Assemble all lines in which the string "Generalist" appears.

-- begin The records --

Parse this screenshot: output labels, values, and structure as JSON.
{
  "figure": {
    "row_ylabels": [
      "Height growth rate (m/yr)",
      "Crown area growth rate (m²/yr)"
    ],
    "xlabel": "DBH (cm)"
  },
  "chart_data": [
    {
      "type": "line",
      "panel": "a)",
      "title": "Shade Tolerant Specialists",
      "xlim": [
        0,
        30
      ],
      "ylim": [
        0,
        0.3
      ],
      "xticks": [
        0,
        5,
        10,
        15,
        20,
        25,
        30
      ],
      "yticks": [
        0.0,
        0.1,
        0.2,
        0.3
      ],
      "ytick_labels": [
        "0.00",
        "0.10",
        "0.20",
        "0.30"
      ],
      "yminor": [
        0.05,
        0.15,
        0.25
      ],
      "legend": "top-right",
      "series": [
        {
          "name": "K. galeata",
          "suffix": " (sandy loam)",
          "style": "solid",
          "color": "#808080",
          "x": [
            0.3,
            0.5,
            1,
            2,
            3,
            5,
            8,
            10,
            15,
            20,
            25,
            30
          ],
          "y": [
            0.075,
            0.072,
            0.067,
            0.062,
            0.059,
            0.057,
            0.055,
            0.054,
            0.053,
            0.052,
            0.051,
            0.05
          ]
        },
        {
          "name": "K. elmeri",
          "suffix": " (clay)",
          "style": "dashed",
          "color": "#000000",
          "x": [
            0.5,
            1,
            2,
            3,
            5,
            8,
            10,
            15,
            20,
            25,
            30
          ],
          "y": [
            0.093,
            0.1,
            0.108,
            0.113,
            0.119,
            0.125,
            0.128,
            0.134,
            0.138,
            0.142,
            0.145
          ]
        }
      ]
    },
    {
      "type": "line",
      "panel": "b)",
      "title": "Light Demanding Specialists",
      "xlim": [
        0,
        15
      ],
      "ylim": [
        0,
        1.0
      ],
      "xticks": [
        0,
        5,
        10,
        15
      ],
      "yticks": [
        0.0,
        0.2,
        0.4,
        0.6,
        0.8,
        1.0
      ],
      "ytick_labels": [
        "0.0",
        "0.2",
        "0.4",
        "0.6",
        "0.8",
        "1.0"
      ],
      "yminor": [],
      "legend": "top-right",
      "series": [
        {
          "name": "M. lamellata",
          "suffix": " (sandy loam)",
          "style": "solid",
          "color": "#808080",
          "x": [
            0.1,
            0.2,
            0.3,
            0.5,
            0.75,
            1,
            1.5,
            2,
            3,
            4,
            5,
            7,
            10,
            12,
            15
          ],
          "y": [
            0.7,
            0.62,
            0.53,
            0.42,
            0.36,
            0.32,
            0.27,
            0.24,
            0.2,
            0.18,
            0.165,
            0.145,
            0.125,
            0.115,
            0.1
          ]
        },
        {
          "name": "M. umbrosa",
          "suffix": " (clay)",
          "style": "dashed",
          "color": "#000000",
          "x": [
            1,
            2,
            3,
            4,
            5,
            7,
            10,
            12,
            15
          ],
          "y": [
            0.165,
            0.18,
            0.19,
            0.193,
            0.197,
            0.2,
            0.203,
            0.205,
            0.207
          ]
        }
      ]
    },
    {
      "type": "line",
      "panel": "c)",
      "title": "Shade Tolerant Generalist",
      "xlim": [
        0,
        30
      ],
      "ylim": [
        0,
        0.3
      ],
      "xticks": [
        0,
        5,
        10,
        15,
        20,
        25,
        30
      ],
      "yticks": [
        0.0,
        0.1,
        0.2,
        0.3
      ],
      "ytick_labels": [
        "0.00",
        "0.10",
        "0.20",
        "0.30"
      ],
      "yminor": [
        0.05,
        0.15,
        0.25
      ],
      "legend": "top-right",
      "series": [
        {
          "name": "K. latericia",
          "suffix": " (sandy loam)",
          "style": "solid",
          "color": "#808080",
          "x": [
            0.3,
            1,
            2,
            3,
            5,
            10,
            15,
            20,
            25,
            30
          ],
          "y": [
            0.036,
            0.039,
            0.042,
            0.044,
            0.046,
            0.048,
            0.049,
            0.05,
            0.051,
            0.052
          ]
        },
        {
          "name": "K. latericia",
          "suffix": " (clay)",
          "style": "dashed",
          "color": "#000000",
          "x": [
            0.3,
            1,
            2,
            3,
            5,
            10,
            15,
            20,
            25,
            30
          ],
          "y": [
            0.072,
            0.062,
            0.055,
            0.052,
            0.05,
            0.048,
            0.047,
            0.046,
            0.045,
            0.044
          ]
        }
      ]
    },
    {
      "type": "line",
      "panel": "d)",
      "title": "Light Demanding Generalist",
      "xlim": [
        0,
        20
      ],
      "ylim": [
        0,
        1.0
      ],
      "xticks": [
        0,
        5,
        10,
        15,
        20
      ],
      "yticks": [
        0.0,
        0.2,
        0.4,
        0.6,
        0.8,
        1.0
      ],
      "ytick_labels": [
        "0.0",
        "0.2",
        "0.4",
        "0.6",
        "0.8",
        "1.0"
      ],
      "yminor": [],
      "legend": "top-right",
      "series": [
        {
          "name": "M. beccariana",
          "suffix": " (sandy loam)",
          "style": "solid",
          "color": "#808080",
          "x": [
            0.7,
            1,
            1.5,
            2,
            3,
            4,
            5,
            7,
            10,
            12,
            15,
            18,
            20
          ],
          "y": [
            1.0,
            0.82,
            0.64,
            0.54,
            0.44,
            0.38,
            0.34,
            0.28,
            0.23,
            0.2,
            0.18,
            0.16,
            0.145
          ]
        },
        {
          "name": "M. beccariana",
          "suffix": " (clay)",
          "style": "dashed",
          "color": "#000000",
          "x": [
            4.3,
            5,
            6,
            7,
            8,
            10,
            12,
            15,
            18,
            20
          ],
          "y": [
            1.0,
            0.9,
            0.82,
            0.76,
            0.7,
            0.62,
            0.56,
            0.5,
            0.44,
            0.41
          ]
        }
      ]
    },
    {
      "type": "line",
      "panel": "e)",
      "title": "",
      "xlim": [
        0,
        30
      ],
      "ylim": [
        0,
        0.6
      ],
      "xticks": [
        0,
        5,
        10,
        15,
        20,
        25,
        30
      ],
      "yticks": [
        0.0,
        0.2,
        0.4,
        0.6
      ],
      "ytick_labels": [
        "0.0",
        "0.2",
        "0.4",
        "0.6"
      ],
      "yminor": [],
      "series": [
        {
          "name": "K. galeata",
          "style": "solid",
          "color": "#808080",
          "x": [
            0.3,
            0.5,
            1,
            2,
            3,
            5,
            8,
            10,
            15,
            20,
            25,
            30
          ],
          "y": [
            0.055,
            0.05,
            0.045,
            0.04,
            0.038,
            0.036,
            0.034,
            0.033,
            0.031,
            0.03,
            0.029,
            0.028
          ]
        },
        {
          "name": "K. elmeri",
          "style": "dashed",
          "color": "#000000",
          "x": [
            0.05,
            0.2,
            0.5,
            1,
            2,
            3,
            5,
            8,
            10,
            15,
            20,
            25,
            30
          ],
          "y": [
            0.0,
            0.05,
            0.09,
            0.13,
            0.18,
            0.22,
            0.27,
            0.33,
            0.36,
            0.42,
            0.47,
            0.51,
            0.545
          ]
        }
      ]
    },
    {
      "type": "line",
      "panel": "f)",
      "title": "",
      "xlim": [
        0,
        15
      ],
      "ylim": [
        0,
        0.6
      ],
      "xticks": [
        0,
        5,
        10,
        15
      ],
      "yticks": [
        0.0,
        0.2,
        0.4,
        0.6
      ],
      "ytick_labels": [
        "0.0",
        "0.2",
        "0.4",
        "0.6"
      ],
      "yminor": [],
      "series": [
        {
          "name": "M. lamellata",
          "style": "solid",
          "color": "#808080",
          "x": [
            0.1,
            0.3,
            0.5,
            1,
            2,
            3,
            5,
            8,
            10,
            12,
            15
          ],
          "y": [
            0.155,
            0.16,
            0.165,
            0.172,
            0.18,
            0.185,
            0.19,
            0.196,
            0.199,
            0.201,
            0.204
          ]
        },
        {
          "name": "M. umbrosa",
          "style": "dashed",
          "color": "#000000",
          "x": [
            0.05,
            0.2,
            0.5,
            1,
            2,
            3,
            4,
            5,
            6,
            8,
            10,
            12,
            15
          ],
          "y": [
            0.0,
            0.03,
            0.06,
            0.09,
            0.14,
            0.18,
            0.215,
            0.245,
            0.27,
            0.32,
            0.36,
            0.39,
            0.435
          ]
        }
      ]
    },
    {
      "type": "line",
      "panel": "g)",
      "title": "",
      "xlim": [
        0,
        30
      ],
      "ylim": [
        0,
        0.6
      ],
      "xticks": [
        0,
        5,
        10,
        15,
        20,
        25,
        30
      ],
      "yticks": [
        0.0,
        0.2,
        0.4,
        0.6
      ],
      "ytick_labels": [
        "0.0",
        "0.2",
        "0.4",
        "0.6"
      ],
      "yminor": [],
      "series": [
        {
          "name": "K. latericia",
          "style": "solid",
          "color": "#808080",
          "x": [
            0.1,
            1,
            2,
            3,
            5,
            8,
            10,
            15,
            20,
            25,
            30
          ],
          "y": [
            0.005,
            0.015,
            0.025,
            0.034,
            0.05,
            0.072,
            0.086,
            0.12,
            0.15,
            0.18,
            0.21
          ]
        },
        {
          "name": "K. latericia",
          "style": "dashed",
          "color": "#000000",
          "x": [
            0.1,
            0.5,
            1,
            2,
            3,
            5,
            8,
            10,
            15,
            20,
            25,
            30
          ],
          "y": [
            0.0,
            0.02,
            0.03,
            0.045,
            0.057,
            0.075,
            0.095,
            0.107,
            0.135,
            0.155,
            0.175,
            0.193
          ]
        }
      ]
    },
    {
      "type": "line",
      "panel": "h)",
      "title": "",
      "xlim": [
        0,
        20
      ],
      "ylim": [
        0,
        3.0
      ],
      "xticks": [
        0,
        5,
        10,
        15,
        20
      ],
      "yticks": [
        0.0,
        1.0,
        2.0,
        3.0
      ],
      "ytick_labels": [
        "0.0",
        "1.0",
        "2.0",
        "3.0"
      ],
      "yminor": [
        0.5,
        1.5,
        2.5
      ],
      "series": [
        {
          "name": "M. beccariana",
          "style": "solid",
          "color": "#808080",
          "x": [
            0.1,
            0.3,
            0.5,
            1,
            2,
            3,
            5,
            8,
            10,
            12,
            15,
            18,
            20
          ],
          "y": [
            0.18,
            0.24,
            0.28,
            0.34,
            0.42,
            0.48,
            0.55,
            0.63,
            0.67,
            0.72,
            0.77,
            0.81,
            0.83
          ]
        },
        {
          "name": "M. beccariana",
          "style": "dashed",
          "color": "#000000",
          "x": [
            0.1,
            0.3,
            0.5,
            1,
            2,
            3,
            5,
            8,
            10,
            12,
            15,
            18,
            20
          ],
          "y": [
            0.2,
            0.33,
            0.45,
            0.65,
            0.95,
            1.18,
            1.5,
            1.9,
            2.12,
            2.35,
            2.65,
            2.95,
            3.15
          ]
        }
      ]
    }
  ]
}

-- end The records --

- **Solution**:
      "title": "Shade Tolerant Generalist",
      "title": "Light Demanding Generalist",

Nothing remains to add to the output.